***** Record set
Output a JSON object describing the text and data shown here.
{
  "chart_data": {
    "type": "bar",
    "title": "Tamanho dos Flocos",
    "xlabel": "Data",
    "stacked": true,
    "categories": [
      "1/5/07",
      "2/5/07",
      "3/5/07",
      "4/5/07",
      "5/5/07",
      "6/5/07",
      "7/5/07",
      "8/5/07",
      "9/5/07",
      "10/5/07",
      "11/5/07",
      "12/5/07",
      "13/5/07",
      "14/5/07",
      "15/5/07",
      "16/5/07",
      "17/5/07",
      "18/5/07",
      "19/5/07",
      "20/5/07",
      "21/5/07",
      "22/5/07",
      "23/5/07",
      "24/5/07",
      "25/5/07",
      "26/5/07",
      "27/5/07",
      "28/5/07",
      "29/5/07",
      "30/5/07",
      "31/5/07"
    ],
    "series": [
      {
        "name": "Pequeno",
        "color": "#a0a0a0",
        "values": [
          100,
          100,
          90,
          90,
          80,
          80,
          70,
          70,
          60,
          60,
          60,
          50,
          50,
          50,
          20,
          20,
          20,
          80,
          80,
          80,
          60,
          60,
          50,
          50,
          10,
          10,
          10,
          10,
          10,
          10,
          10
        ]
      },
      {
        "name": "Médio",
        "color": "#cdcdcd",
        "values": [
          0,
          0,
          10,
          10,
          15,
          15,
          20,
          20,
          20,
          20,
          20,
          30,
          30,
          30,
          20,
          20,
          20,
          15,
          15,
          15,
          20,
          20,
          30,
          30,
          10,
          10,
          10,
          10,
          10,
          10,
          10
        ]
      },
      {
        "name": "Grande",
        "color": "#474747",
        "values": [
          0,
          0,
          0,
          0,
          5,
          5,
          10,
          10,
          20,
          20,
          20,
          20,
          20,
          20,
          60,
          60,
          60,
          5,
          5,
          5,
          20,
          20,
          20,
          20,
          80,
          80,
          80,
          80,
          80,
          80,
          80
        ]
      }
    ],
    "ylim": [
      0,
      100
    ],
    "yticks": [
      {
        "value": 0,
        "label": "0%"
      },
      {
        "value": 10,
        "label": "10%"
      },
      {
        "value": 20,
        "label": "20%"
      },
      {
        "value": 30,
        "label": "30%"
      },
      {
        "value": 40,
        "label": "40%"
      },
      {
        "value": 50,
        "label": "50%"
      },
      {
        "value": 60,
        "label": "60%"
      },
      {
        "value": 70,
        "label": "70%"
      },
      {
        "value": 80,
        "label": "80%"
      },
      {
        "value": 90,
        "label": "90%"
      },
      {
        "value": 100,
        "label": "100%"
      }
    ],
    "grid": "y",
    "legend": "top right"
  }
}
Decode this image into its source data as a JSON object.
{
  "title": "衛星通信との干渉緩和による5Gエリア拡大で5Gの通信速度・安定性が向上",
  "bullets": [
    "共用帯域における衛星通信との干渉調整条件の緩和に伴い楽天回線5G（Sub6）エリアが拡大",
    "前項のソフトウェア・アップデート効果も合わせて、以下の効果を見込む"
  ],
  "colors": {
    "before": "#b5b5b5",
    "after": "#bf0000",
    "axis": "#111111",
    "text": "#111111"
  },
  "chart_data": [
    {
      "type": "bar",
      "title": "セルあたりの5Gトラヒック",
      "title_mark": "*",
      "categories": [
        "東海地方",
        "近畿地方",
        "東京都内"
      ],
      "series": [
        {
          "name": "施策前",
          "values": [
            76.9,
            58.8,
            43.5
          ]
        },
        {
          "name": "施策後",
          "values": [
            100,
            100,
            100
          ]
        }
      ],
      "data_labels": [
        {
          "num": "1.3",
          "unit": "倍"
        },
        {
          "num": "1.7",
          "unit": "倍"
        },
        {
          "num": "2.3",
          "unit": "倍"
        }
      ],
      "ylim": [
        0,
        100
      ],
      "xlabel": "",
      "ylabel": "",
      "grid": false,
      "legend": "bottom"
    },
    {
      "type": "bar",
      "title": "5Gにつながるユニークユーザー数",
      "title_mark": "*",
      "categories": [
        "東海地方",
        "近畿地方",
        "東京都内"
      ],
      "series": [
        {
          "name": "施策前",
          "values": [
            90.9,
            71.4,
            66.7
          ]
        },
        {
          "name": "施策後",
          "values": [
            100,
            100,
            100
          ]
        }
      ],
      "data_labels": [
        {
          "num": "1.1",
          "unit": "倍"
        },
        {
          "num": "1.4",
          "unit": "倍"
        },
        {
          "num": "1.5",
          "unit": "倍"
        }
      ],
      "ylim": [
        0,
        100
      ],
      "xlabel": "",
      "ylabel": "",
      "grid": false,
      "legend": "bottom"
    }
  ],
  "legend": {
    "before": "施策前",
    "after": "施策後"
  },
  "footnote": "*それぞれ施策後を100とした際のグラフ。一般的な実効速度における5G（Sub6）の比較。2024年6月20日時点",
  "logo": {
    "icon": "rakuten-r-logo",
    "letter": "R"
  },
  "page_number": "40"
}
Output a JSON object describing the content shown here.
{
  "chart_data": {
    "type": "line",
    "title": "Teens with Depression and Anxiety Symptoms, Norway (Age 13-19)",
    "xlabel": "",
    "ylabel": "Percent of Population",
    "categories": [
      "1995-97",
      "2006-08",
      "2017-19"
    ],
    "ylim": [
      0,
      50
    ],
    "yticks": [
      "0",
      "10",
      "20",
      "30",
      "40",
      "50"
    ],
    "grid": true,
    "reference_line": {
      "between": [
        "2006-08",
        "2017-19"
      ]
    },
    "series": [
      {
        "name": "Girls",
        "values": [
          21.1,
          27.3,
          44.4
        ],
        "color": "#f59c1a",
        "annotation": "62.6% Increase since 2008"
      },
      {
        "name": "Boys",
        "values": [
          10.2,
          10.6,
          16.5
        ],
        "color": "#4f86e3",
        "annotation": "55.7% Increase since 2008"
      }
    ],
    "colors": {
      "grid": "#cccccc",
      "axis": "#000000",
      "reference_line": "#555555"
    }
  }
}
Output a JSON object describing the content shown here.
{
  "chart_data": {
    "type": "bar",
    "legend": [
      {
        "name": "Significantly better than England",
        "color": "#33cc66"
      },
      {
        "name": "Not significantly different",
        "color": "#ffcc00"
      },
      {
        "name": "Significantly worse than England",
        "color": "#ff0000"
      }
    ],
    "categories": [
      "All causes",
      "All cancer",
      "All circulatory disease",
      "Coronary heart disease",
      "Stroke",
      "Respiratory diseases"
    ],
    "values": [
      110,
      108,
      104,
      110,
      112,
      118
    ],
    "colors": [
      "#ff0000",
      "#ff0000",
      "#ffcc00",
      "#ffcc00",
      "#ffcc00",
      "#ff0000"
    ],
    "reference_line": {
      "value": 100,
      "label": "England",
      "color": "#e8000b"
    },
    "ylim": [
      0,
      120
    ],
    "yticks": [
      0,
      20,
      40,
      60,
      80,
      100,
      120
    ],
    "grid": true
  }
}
**********
[Brief] The records above should all be quoted exactly, please.

[Exercise answer]
Output a JSON object describing the text and data shown here.
{
  "chart_data": {
    "type": "bar",
    "title": "Tamanho dos Flocos",
    "xlabel": "Data",
    "stacked": true,
    "categories": [
      "1/5/07",
      "2/5/07",
      "3/5/07",
      "4/5/07",
      "5/5/07",
      "6/5/07",
      "7/5/07",
      "8/5/07",
      "9/5/07",
      "10/5/07",
      "11/5/07",
      "12/5/07",
      "13/5/07",
      "14/5/07",
      "15/5/07",
      "16/5/07",
      "17/5/07",
      "18/5/07",
      "19/5/07",
      "20/5/07",
      "21/5/07",
      "22/5/07",
      "23/5/07",
      "24/5/07",
      "25/5/07",
      "26/5/07",
      "27/5/07",
      "28/5/07",
      "29/5/07",
      "30/5/07",
      "31/5/07"
    ],
    "series": [
      {
        "name": "Pequeno",
        "color": "#a0a0a0",
        "values": [
          100,
          100,
          90,
          90,
          80,
          80,
          70,
          70,
          60,
          60,
          60,
          50,
          50,
          50,
          20,
          20,
          20,
          80,
          80,
          80,
          60,
          60,
          50,
          50,
          10,
          10,
          10,
          10,
          10,
          10,
          10
        ]
      },
      {
        "name": "Médio",
        "color": "#cdcdcd",
        "values": [
          0,
          0,
          10,
          10,
          15,
          15,
          20,
          20,
          20,
          20,
          20,
          30,
          30,
          30,
          20,
          20,
          20,
          15,
          15,
          15,
          20,
          20,
          30,
          30,
          10,
          10,
          10,
          10,
          10,
          10,
          10
        ]
      },
      {
        "name": "Grande",
        "color": "#474747",
        "values": [
          0,
          0,
          0,
          0,
          5,
          5,
          10,
          10,
          20,
          20,
          20,
          20,
          20,
          20,
          60,
          60,
          60,
          5,
          5,
          5,
          20,
          20,
          20,
          20,
          80,
          80,
          80,
          80,
          80,
          80,
          80
        ]
      }
    ],
    "ylim": [
      0,
      100
    ],
    "yticks": [
      {
        "value": 0,
        "label": "0%"
      },
      {
        "value": 10,
        "label": "10%"
      },
      {
        "value": 20,
        "label": "20%"
      },
      {
        "value": 30,
        "label": "30%"
      },
      {
        "value": 40,
        "label": "40%"
      },
      {
        "value": 50,
        "label": "50%"
      },
      {
        "value": 60,
        "label": "60%"
      },
      {
        "value": 70,
        "label": "70%"
      },
      {
        "value": 80,
        "label": "80%"
      },
      {
        "value": 90,
        "label": "90%"
      },
      {
        "value": 100,
        "label": "100%"
      }
    ],
    "grid": "y",
    "legend": "top right"
  }
}
Decode this image into its source data as a JSON object.
{
  "title": "衛星通信との干渉緩和による5Gエリア拡大で5Gの通信速度・安定性が向上",
  "bullets": [
    "共用帯域における衛星通信との干渉調整条件の緩和に伴い楽天回線5G（Sub6）エリアが拡大",
    "前項のソフトウェア・アップデート効果も合わせて、以下の効果を見込む"
  ],
  "colors": {
    "before": "#b5b5b5",
    "after": "#bf0000",
    "axis": "#111111",
    "text": "#111111"
  },
  "chart_data": [
    {
      "type": "bar",
      "title": "セルあたりの5Gトラヒック",
      "title_mark": "*",
      "categories": [
        "東海地方",
        "近畿地方",
        "東京都内"
      ],
      "series": [
        {
          "name": "施策前",
          "values": [
            76.9,
            58.8,
            43.5
          ]
        },
        {
          "name": "施策後",
          "values": [
            100,
            100,
            100
          ]
        }
      ],
      "data_labels": [
        {
          "num": "1.3",
          "unit": "倍"
        },
        {
          "num": "1.7",
          "unit": "倍"
        },
        {
          "num": "2.3",
          "unit": "倍"
        }
      ],
      "ylim": [
        0,
        100
      ],
      "xlabel": "",
      "ylabel": "",
      "grid": false,
      "legend": "bottom"
    },
    {
      "type": "bar",
      "title": "5Gにつながるユニークユーザー数",
      "title_mark": "*",
      "categories": [
        "東海地方",
        "近畿地方",
        "東京都内"
      ],
      "series": [
        {
          "name": "施策前",
          "values": [
            90.9,
            71.4,
            66.7
          ]
        },
        {
          "name": "施策後",
          "values": [
            100,
            100,
            100
          ]
        }
      ],
      "data_labels": [
        {
          "num": "1.1",
          "unit": "倍"
        },
        {
          "num": "1.4",
          "unit": "倍"
        },
        {
          "num": "1.5",
          "unit": "倍"
        }
      ],
      "ylim": [
        0,
        100
      ],
      "xlabel": "",
      "ylabel": "",
      "grid": false,
      "legend": "bottom"
    }
  ],
  "legend": {
    "before": "施策前",
    "after": "施策後"
  },
  "footnote": "*それぞれ施策後を100とした際のグラフ。一般的な実効速度における5G（Sub6）の比較。2024年6月20日時点",
  "logo": {
    "icon": "rakuten-r-logo",
    "letter": "R"
  },
  "page_number": "40"
}
Output a JSON object describing the content shown here.
{
  "chart_data": {
    "type": "line",
    "title": "Teens with Depression and Anxiety Symptoms, Norway (Age 13-19)",
    "xlabel": "",
    "ylabel": "Percent of Population",
    "categories": [
      "1995-97",
      "2006-08",
      "2017-19"
    ],
    "ylim": [
      0,
      50
    ],
    "yticks": [
      "0",
      "10",
      "20",
      "30",
      "40",
      "50"
    ],
    "grid": true,
    "reference_line": {
      "between": [
        "2006-08",
        "2017-19"
      ]
    },
    "series": [
      {
        "name": "Girls",
        "values": [
          21.1,
          27.3,
          44.4
        ],
        "color": "#f59c1a",
        "annotation": "62.6% Increase since 2008"
      },
      {
        "name": "Boys",
        "values": [
          10.2,
          10.6,
          16.5
        ],
        "color": "#4f86e3",
        "annotation": "55.7% Increase since 2008"
      }
    ],
    "colors": {
      "grid": "#cccccc",
      "axis": "#000000",
      "reference_line": "#555555"
    }
  }
}
Output a JSON object describing the content shown here.
{
  "chart_data": {
    "type": "bar",
    "legend": [
      {
        "name": "Significantly better than England",
        "color": "#33cc66"
      },
      {
        "name": "Not significantly different",
        "color": "#ffcc00"
      },
      {
        "name": "Significantly worse than England",
        "color": "#ff0000"
      }
    ],
    "categories": [
      "All causes",
      "All cancer",
      "All circulatory disease",
      "Coronary heart disease",
      "Stroke",
      "Respiratory diseases"
    ],
    "values": [
      110,
      108,
      104,
      110,
      112,
      118
    ],
    "colors": [
      "#ff0000",
      "#ff0000",
      "#ffcc00",
      "#ffcc00",
      "#ffcc00",
      "#ff0000"
    ],
    "reference_line": {
      "value": 100,
      "label": "England",
      "color": "#e8000b"
    },
    "ylim": [
      0,
      120
    ],
    "yticks": [
      0,
      20,
      40,
      60,
      80,
      100,
      120
    ],
    "grid": true
  }
}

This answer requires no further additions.